■ **The request**: Each entry below is to be given again word for word, with no pictures.

■ **Records to process**:

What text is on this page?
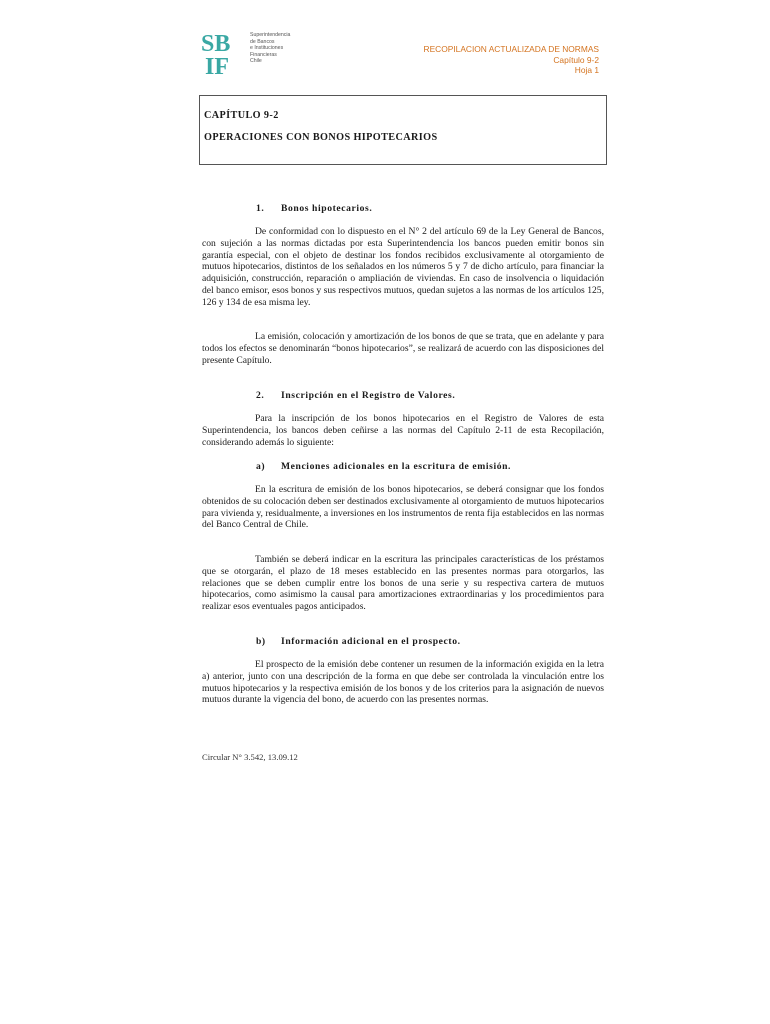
SB
IF
Superintendencia
de Bancos
e Instituciones
Financieras
Chile
RECOPILACION ACTUALIZADA DE NORMAS
Capítulo 9-2
Hoja 1
CAPÍTULO 9-2
OPERACIONES CON BONOS HIPOTECARIOS
1. Bonos hipotecarios.
De conformidad con lo dispuesto en el N° 2 del artículo 69 de la Ley General de Bancos, con sujeción a las normas dictadas por esta Superintendencia los bancos pueden emitir bonos sin garantía especial, con el objeto de destinar los fondos recibidos exclusivamente al otorgamiento de mutuos hipotecarios, distintos de los señalados en los números 5 y 7 de dicho artículo, para financiar la adquisición, construcción, reparación o ampliación de viviendas. En caso de insolvencia o liquidación del banco emisor, esos bonos y sus respectivos mutuos, quedan sujetos a las normas de los artículos 125, 126 y 134 de esa misma ley.
La emisión, colocación y amortización de los bonos de que se trata, que en adelante y para todos los efectos se denominarán “bonos hipotecarios”, se realizará de acuerdo con las disposiciones del presente Capítulo.
2. Inscripción en el Registro de Valores.
Para la inscripción de los bonos hipotecarios en el Registro de Valores de esta Superintendencia, los bancos deben ceñirse a las normas del Capítulo 2-11 de esta Recopilación, considerando además lo siguiente:
a) Menciones adicionales en la escritura de emisión.
En la escritura de emisión de los bonos hipotecarios, se deberá consignar que los fondos obtenidos de su colocación deben ser destinados exclusivamente al otorgamiento de mutuos hipotecarios para vivienda y, residualmente, a inversiones en los instrumentos de renta fija establecidos en las normas del Banco Central de Chile.
También se deberá indicar en la escritura las principales características de los préstamos que se otorgarán, el plazo de 18 meses establecido en las presentes normas para otorgarlos, las relaciones que se deben cumplir entre los bonos de una serie y su respectiva cartera de mutuos hipotecarios, como asimismo la causal para amortizaciones extraordinarias y los procedimientos para realizar esos eventuales pagos anticipados.
b) Información adicional en el prospecto.
El prospecto de la emisión debe contener un resumen de la información exigida en la letra a) anterior, junto con una descripción de la forma en que debe ser controlada la vinculación entre los mutuos hipotecarios y la respectiva emisión de los bonos y de los criterios para la asignación de nuevos mutuos durante la vigencia del bono, de acuerdo con las presentes normas.
Circular N° 3.542, 13.09.12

■ **Task output**:
What text is on this page?
SB
IF
Superintendencia
de Bancos
e Instituciones
Financieras
Chile
RECOPILACION ACTUALIZADA DE NORMAS
Capítulo 9-2
Hoja 1
CAPÍTULO 9-2
OPERACIONES CON BONOS HIPOTECARIOS
1. Bonos hipotecarios.
De conformidad con lo dispuesto en el N° 2 del artículo 69 de la Ley General de Bancos, con sujeción a las normas dictadas por esta Superintendencia los bancos pueden emitir bonos sin garantía especial, con el objeto de destinar los fondos recibidos exclusivamente al otorgamiento de mutuos hipotecarios, distintos de los señalados en los números 5 y 7 de dicho artículo, para financiar la adquisición, construcción, reparación o ampliación de viviendas. En caso de insolvencia o liquidación del banco emisor, esos bonos y sus respectivos mutuos, quedan sujetos a las normas de los artículos 125, 126 y 134 de esa misma ley.
La emisión, colocación y amortización de los bonos de que se trata, que en adelante y para todos los efectos se denominarán “bonos hipotecarios”, se realizará de acuerdo con las disposiciones del presente Capítulo.
2. Inscripción en el Registro de Valores.
Para la inscripción de los bonos hipotecarios en el Registro de Valores de esta Superintendencia, los bancos deben ceñirse a las normas del Capítulo 2-11 de esta Recopilación, considerando además lo siguiente:
a) Menciones adicionales en la escritura de emisión.
En la escritura de emisión de los bonos hipotecarios, se deberá consignar que los fondos obtenidos de su colocación deben ser destinados exclusivamente al otorgamiento de mutuos hipotecarios para vivienda y, residualmente, a inversiones en los instrumentos de renta fija establecidos en las normas del Banco Central de Chile.
También se deberá indicar en la escritura las principales características de los préstamos que se otorgarán, el plazo de 18 meses establecido en las presentes normas para otorgarlos, las relaciones que se deben cumplir entre los bonos de una serie y su respectiva cartera de mutuos hipotecarios, como asimismo la causal para amortizaciones extraordinarias y los procedimientos para realizar esos eventuales pagos anticipados.
b) Información adicional en el prospecto.
El prospecto de la emisión debe contener un resumen de la información exigida en la letra a) anterior, junto con una descripción de la forma en que debe ser controlada la vinculación entre los mutuos hipotecarios y la respectiva emisión de los bonos y de los criterios para la asignación de nuevos mutuos durante la vigencia del bono, de acuerdo con las presentes normas.
Circular N° 3.542, 13.09.12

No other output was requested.